*WORK TO BE COMPLETED:* Copy out the entries in full and with complete accuracy; pictures are excluded.

(Dataset excerpts)
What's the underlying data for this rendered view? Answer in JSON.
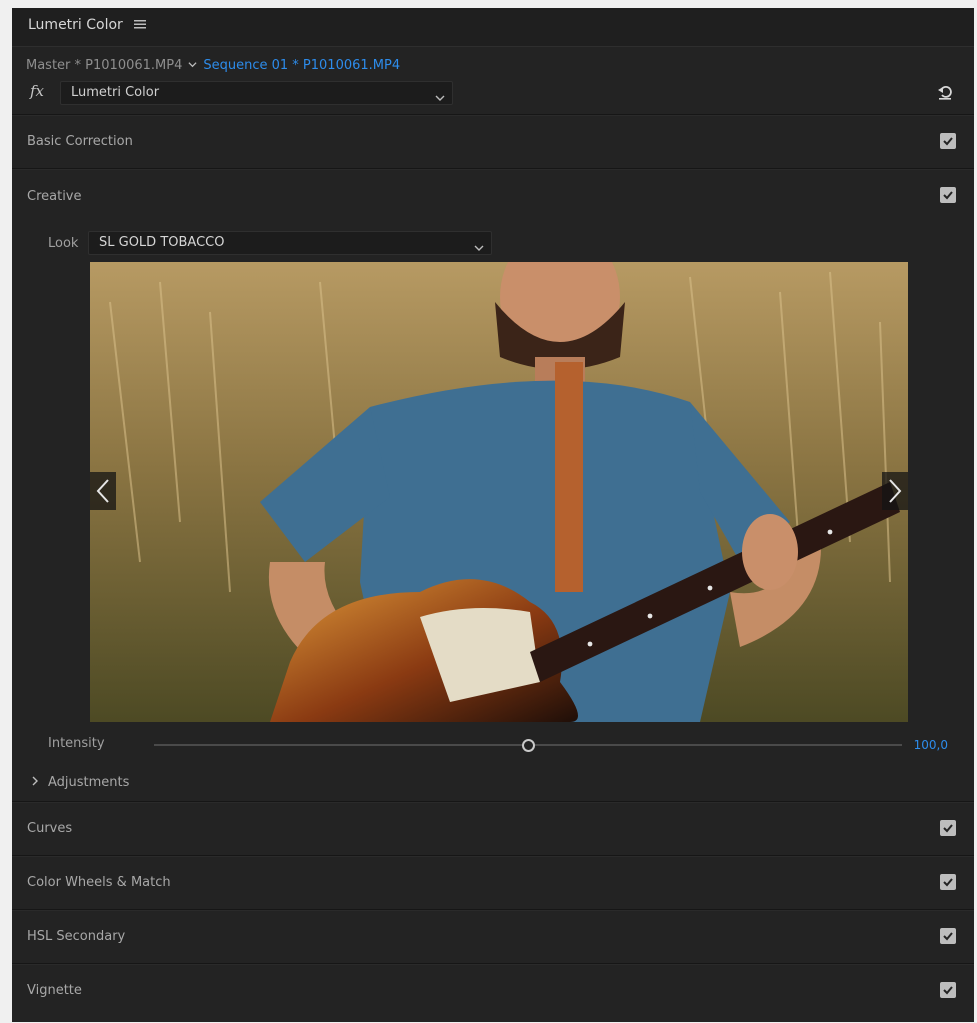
{
  "window": {
    "title": "Lumetri Color"
  },
  "source": {
    "master": "Master * P1010061.MP4",
    "sequence": "Sequence 01 * P1010061.MP4"
  },
  "effect": {
    "fx_label": "fx",
    "name": "Lumetri Color"
  },
  "sections": [
    {
      "label": "Basic Correction",
      "checked": true
    },
    {
      "label": "Creative",
      "checked": true
    },
    {
      "label": "Curves",
      "checked": true
    },
    {
      "label": "Color Wheels & Match",
      "checked": true
    },
    {
      "label": "HSL Secondary",
      "checked": true
    },
    {
      "label": "Vignette",
      "checked": true
    }
  ],
  "creative": {
    "look_label": "Look",
    "look_value": "SL GOLD TOBACCO",
    "intensity_label": "Intensity",
    "intensity_value": "100,0",
    "intensity_fraction": 0.5,
    "adjustments_label": "Adjustments"
  },
  "colors": {
    "accent": "#2d8ceb",
    "panel_bg": "#232323"
  }
}
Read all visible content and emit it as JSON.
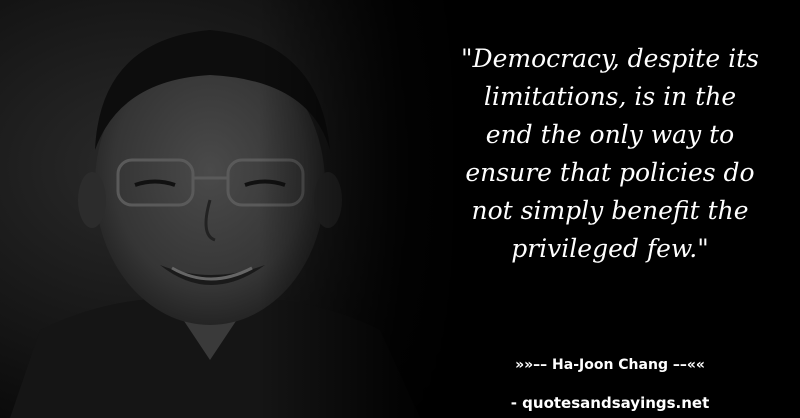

*EXERCISE ANSWER:*
What's the underlying data for this rendered view? Answer in JSON.
{
  "window": {
    "title": "Lumetri Color"
  },
  "source": {
    "master": "Master * P1010061.MP4",
    "sequence": "Sequence 01 * P1010061.MP4"
  },
  "effect": {
    "fx_label": "fx",
    "name": "Lumetri Color"
  },
  "sections": [
    {
      "label": "Basic Correction",
      "checked": true
    },
    {
      "label": "Creative",
      "checked": true
    },
    {
      "label": "Curves",
      "checked": true
    },
    {
      "label": "Color Wheels & Match",
      "checked": true
    },
    {
      "label": "HSL Secondary",
      "checked": true
    },
    {
      "label": "Vignette",
      "checked": true
    }
  ],
  "creative": {
    "look_label": "Look",
    "look_value": "SL GOLD TOBACCO",
    "intensity_label": "Intensity",
    "intensity_value": "100,0",
    "intensity_fraction": 0.5,
    "adjustments_label": "Adjustments"
  },
  "colors": {
    "accent": "#2d8ceb",
    "panel_bg": "#232323"
  }
}
Read all visible content and emit it as JSON.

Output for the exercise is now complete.